■ **What is expected**: Find every line in the records below that holds the word "dung", and copy each one.

Stored records:
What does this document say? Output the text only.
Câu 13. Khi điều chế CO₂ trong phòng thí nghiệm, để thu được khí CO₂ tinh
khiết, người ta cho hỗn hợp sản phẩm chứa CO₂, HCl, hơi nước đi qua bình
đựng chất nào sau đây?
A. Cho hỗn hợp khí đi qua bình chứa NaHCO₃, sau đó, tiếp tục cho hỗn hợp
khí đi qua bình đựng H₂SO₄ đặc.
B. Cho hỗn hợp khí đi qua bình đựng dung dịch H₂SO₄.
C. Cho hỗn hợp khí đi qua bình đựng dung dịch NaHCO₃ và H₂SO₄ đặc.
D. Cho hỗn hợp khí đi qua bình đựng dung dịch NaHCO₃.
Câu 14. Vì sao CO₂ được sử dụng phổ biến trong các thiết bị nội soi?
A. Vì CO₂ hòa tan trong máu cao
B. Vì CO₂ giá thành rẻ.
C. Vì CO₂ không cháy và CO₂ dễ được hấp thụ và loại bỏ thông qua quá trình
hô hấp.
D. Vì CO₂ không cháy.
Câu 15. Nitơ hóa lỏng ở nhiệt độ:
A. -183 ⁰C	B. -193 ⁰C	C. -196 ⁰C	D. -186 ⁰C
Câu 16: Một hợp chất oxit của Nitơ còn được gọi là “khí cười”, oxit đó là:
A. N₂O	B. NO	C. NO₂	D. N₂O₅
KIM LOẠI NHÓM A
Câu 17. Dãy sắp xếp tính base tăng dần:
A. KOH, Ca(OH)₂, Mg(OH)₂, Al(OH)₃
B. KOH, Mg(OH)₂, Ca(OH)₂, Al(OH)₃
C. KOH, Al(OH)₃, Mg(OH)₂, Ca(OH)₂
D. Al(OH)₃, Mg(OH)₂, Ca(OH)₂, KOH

■ **Problem solution**:
B. Cho hỗn hợp khí đi qua bình đựng dung dịch H₂SO₄.
C. Cho hỗn hợp khí đi qua bình đựng dung dịch NaHCO₃ và H₂SO₄ đặc.
D. Cho hỗn hợp khí đi qua bình đựng dung dịch NaHCO₃.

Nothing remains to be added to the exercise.